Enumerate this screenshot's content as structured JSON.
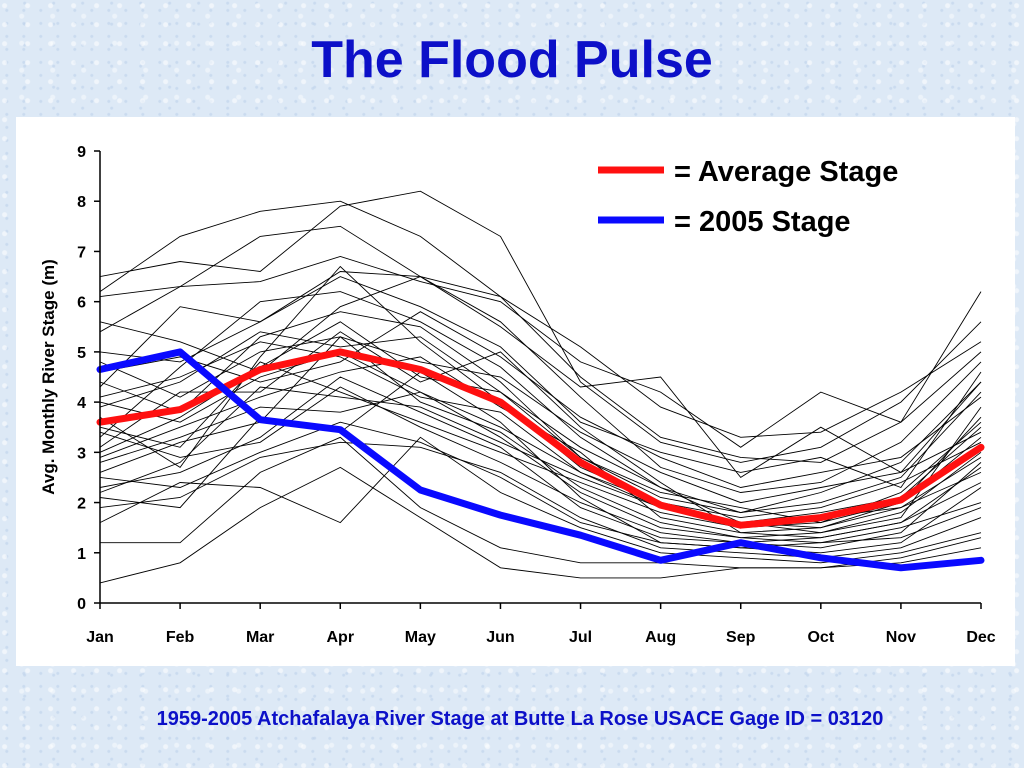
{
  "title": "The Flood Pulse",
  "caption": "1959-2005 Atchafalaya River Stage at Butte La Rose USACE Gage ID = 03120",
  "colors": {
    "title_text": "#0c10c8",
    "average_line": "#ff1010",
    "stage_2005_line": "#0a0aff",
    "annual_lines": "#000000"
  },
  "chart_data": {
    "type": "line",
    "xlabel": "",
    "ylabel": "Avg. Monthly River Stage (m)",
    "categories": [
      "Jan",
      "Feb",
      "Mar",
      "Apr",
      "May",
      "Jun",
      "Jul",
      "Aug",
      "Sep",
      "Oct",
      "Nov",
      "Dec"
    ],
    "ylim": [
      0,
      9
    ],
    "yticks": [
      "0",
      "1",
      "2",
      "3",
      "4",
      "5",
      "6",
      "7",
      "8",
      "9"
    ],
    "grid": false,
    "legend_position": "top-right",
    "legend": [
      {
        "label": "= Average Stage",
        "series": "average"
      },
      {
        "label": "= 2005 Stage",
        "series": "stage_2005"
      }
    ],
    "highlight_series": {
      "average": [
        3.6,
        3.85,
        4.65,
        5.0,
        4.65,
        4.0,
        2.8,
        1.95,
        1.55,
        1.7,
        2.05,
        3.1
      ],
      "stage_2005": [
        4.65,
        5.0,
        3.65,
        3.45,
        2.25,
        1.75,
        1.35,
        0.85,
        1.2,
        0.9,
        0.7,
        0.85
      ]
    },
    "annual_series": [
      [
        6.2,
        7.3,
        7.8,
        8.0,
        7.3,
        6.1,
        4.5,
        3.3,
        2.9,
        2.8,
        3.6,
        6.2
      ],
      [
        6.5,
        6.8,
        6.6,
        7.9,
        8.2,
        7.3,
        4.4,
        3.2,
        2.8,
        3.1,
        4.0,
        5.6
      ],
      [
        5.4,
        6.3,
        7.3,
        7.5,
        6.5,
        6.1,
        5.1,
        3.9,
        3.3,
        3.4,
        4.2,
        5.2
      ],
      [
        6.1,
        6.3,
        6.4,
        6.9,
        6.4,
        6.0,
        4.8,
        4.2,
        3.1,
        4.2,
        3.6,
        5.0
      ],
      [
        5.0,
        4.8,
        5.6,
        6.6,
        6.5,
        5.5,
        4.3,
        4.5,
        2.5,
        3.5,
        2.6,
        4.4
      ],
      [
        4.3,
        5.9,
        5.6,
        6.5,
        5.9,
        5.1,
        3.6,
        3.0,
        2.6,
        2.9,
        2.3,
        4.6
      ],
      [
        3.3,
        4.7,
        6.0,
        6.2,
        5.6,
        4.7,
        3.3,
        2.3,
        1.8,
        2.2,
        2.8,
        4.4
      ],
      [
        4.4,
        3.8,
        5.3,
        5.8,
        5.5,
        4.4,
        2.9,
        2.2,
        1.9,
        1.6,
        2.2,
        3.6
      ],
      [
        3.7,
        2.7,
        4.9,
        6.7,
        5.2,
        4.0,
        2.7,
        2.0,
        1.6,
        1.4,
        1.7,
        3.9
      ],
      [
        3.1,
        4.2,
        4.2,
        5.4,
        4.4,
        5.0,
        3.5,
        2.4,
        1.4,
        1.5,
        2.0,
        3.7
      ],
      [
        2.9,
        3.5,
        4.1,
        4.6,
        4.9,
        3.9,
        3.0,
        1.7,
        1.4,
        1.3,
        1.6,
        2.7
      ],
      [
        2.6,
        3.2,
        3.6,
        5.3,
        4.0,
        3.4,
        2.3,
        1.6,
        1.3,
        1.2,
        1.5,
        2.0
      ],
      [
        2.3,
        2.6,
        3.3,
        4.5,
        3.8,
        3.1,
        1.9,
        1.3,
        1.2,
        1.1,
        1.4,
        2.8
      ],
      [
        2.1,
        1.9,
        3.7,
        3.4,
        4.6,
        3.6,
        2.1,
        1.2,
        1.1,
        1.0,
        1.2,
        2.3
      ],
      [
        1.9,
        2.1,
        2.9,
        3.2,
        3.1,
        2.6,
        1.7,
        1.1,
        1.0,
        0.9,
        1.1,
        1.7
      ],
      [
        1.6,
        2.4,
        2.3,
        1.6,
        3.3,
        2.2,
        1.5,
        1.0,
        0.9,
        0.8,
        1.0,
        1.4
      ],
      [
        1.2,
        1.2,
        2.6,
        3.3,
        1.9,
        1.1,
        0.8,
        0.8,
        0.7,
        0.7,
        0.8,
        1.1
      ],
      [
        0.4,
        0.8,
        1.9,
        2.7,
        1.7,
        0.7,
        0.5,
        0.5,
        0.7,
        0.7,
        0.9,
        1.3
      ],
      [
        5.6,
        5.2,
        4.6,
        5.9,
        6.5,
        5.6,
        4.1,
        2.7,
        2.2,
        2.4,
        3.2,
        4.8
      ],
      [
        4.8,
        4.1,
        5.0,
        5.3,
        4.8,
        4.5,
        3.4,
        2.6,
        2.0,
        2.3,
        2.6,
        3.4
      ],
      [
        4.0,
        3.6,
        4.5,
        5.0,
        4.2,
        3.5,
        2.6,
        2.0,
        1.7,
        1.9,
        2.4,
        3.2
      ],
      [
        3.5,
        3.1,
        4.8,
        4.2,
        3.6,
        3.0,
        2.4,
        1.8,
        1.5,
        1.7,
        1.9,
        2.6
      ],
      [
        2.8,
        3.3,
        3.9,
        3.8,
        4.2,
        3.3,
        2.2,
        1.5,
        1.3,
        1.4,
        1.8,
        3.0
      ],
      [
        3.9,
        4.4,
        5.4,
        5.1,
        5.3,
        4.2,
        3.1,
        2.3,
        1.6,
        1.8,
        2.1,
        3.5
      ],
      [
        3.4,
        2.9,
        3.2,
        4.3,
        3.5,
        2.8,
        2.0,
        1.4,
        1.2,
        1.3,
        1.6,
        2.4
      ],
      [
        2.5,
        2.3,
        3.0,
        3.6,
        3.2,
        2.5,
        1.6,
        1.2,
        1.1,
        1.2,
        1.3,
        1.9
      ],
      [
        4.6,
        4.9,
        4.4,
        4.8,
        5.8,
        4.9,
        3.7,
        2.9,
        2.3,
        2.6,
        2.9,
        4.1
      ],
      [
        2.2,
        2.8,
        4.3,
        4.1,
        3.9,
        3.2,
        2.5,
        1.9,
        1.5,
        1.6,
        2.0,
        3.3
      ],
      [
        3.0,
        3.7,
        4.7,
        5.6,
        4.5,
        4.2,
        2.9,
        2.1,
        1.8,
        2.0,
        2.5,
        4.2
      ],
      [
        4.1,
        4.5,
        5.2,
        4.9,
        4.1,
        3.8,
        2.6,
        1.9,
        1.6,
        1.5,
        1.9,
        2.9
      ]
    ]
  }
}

* To do: Omit the pictures. Output every record above word for word.

* Solution for this exercise:
Enumerate this screenshot's content as structured JSON.
{
  "title": "The Flood Pulse",
  "caption": "1959-2005 Atchafalaya River Stage at Butte La Rose USACE Gage ID = 03120",
  "colors": {
    "title_text": "#0c10c8",
    "average_line": "#ff1010",
    "stage_2005_line": "#0a0aff",
    "annual_lines": "#000000"
  },
  "chart_data": {
    "type": "line",
    "xlabel": "",
    "ylabel": "Avg. Monthly River Stage (m)",
    "categories": [
      "Jan",
      "Feb",
      "Mar",
      "Apr",
      "May",
      "Jun",
      "Jul",
      "Aug",
      "Sep",
      "Oct",
      "Nov",
      "Dec"
    ],
    "ylim": [
      0,
      9
    ],
    "yticks": [
      "0",
      "1",
      "2",
      "3",
      "4",
      "5",
      "6",
      "7",
      "8",
      "9"
    ],
    "grid": false,
    "legend_position": "top-right",
    "legend": [
      {
        "label": "= Average Stage",
        "series": "average"
      },
      {
        "label": "= 2005 Stage",
        "series": "stage_2005"
      }
    ],
    "highlight_series": {
      "average": [
        3.6,
        3.85,
        4.65,
        5.0,
        4.65,
        4.0,
        2.8,
        1.95,
        1.55,
        1.7,
        2.05,
        3.1
      ],
      "stage_2005": [
        4.65,
        5.0,
        3.65,
        3.45,
        2.25,
        1.75,
        1.35,
        0.85,
        1.2,
        0.9,
        0.7,
        0.85
      ]
    },
    "annual_series": [
      [
        6.2,
        7.3,
        7.8,
        8.0,
        7.3,
        6.1,
        4.5,
        3.3,
        2.9,
        2.8,
        3.6,
        6.2
      ],
      [
        6.5,
        6.8,
        6.6,
        7.9,
        8.2,
        7.3,
        4.4,
        3.2,
        2.8,
        3.1,
        4.0,
        5.6
      ],
      [
        5.4,
        6.3,
        7.3,
        7.5,
        6.5,
        6.1,
        5.1,
        3.9,
        3.3,
        3.4,
        4.2,
        5.2
      ],
      [
        6.1,
        6.3,
        6.4,
        6.9,
        6.4,
        6.0,
        4.8,
        4.2,
        3.1,
        4.2,
        3.6,
        5.0
      ],
      [
        5.0,
        4.8,
        5.6,
        6.6,
        6.5,
        5.5,
        4.3,
        4.5,
        2.5,
        3.5,
        2.6,
        4.4
      ],
      [
        4.3,
        5.9,
        5.6,
        6.5,
        5.9,
        5.1,
        3.6,
        3.0,
        2.6,
        2.9,
        2.3,
        4.6
      ],
      [
        3.3,
        4.7,
        6.0,
        6.2,
        5.6,
        4.7,
        3.3,
        2.3,
        1.8,
        2.2,
        2.8,
        4.4
      ],
      [
        4.4,
        3.8,
        5.3,
        5.8,
        5.5,
        4.4,
        2.9,
        2.2,
        1.9,
        1.6,
        2.2,
        3.6
      ],
      [
        3.7,
        2.7,
        4.9,
        6.7,
        5.2,
        4.0,
        2.7,
        2.0,
        1.6,
        1.4,
        1.7,
        3.9
      ],
      [
        3.1,
        4.2,
        4.2,
        5.4,
        4.4,
        5.0,
        3.5,
        2.4,
        1.4,
        1.5,
        2.0,
        3.7
      ],
      [
        2.9,
        3.5,
        4.1,
        4.6,
        4.9,
        3.9,
        3.0,
        1.7,
        1.4,
        1.3,
        1.6,
        2.7
      ],
      [
        2.6,
        3.2,
        3.6,
        5.3,
        4.0,
        3.4,
        2.3,
        1.6,
        1.3,
        1.2,
        1.5,
        2.0
      ],
      [
        2.3,
        2.6,
        3.3,
        4.5,
        3.8,
        3.1,
        1.9,
        1.3,
        1.2,
        1.1,
        1.4,
        2.8
      ],
      [
        2.1,
        1.9,
        3.7,
        3.4,
        4.6,
        3.6,
        2.1,
        1.2,
        1.1,
        1.0,
        1.2,
        2.3
      ],
      [
        1.9,
        2.1,
        2.9,
        3.2,
        3.1,
        2.6,
        1.7,
        1.1,
        1.0,
        0.9,
        1.1,
        1.7
      ],
      [
        1.6,
        2.4,
        2.3,
        1.6,
        3.3,
        2.2,
        1.5,
        1.0,
        0.9,
        0.8,
        1.0,
        1.4
      ],
      [
        1.2,
        1.2,
        2.6,
        3.3,
        1.9,
        1.1,
        0.8,
        0.8,
        0.7,
        0.7,
        0.8,
        1.1
      ],
      [
        0.4,
        0.8,
        1.9,
        2.7,
        1.7,
        0.7,
        0.5,
        0.5,
        0.7,
        0.7,
        0.9,
        1.3
      ],
      [
        5.6,
        5.2,
        4.6,
        5.9,
        6.5,
        5.6,
        4.1,
        2.7,
        2.2,
        2.4,
        3.2,
        4.8
      ],
      [
        4.8,
        4.1,
        5.0,
        5.3,
        4.8,
        4.5,
        3.4,
        2.6,
        2.0,
        2.3,
        2.6,
        3.4
      ],
      [
        4.0,
        3.6,
        4.5,
        5.0,
        4.2,
        3.5,
        2.6,
        2.0,
        1.7,
        1.9,
        2.4,
        3.2
      ],
      [
        3.5,
        3.1,
        4.8,
        4.2,
        3.6,
        3.0,
        2.4,
        1.8,
        1.5,
        1.7,
        1.9,
        2.6
      ],
      [
        2.8,
        3.3,
        3.9,
        3.8,
        4.2,
        3.3,
        2.2,
        1.5,
        1.3,
        1.4,
        1.8,
        3.0
      ],
      [
        3.9,
        4.4,
        5.4,
        5.1,
        5.3,
        4.2,
        3.1,
        2.3,
        1.6,
        1.8,
        2.1,
        3.5
      ],
      [
        3.4,
        2.9,
        3.2,
        4.3,
        3.5,
        2.8,
        2.0,
        1.4,
        1.2,
        1.3,
        1.6,
        2.4
      ],
      [
        2.5,
        2.3,
        3.0,
        3.6,
        3.2,
        2.5,
        1.6,
        1.2,
        1.1,
        1.2,
        1.3,
        1.9
      ],
      [
        4.6,
        4.9,
        4.4,
        4.8,
        5.8,
        4.9,
        3.7,
        2.9,
        2.3,
        2.6,
        2.9,
        4.1
      ],
      [
        2.2,
        2.8,
        4.3,
        4.1,
        3.9,
        3.2,
        2.5,
        1.9,
        1.5,
        1.6,
        2.0,
        3.3
      ],
      [
        3.0,
        3.7,
        4.7,
        5.6,
        4.5,
        4.2,
        2.9,
        2.1,
        1.8,
        2.0,
        2.5,
        4.2
      ],
      [
        4.1,
        4.5,
        5.2,
        4.9,
        4.1,
        3.8,
        2.6,
        1.9,
        1.6,
        1.5,
        1.9,
        2.9
      ]
    ]
  }
}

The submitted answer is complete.